> _EXERCISE INSTRUCTIONS_
Set the listing down unchanged, minus every embedded image.

> _Stored items_

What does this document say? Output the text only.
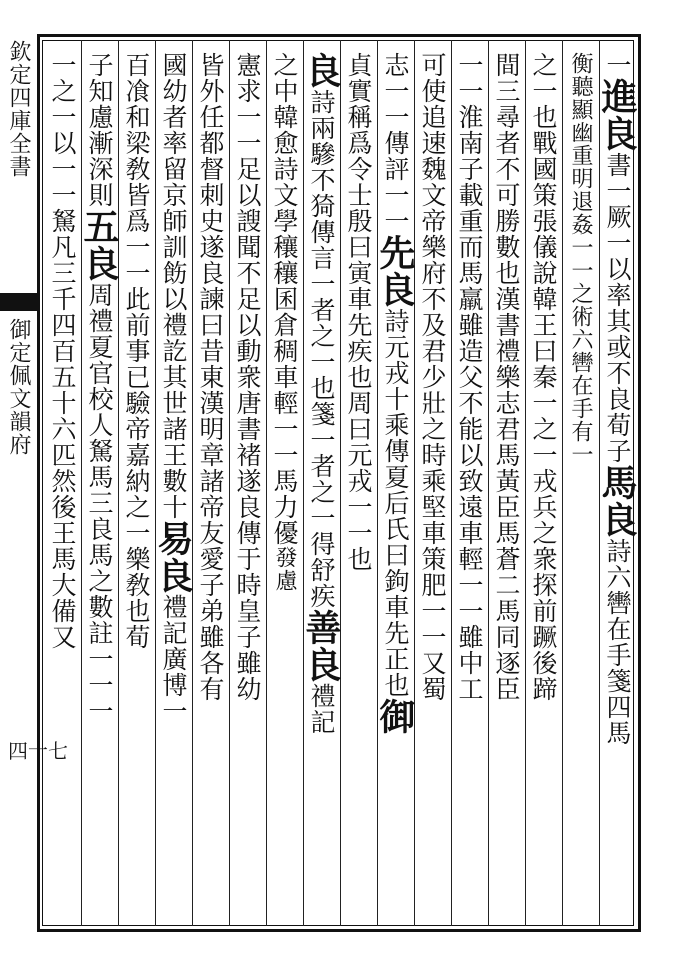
欽定四庫全書
御定佩文韻府
四十七
一進良書一厥一以率其或不良荀子馬良詩六轡在手箋四馬
衡聽顯幽重明退姦一一之術六轡在手有一
之一也戰國策張儀說韓王曰秦一之一戎兵之衆探前蹶後蹄
間三尋者不可勝數也漢書禮樂志君馬黃臣馬蒼二馬同逐臣
一一淮南子載重而馬羸雖造父不能以致遠車輕一一雖中工
可使追速魏文帝樂府不及君少壯之時乘堅車策肥一一又蜀
志一一傳評一一先良詩元戎十乘傳夏后氏曰鉤車先正也御
貞實稱爲令士殷曰寅車先疾也周曰元戎一一也
良詩兩驂不猗傳言一者之一也箋一者之一得舒疾善良禮記
之中韓愈詩文學穰穰囷倉稠車輕一一馬力優發慮
憲求一一足以謏聞不足以動衆唐書褚遂良傳于時皇子雖幼
皆外任都督刺史遂良諫曰昔東漢明章諸帝友愛子弟雖各有
國幼者率留京師訓飭以禮訖其世諸王數十易良禮記廣博一
百飡和梁敎皆爲一一此前事已驗帝嘉納之一樂敎也荀
子知慮漸深則五良周禮夏官校人駑馬三良馬之數註一一一
一之一以一一駑凡三千四百五十六匹然後王馬大備又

> _TASK SOLUTION_
What does this document say? Output the text only.
欽定四庫全書
御定佩文韻府
四十七
一進良書一厥一以率其或不良荀子馬良詩六轡在手箋四馬
衡聽顯幽重明退姦一一之術六轡在手有一
之一也戰國策張儀說韓王曰秦一之一戎兵之衆探前蹶後蹄
間三尋者不可勝數也漢書禮樂志君馬黃臣馬蒼二馬同逐臣
一一淮南子載重而馬羸雖造父不能以致遠車輕一一雖中工
可使追速魏文帝樂府不及君少壯之時乘堅車策肥一一又蜀
志一一傳評一一先良詩元戎十乘傳夏后氏曰鉤車先正也御
貞實稱爲令士殷曰寅車先疾也周曰元戎一一也
良詩兩驂不猗傳言一者之一也箋一者之一得舒疾善良禮記
之中韓愈詩文學穰穰囷倉稠車輕一一馬力優發慮
憲求一一足以謏聞不足以動衆唐書褚遂良傳于時皇子雖幼
皆外任都督刺史遂良諫曰昔東漢明章諸帝友愛子弟雖各有
國幼者率留京師訓飭以禮訖其世諸王數十易良禮記廣博一
百飡和梁敎皆爲一一此前事已驗帝嘉納之一樂敎也荀
子知慮漸深則五良周禮夏官校人駑馬三良馬之數註一一一
一之一以一一駑凡三千四百五十六匹然後王馬大備又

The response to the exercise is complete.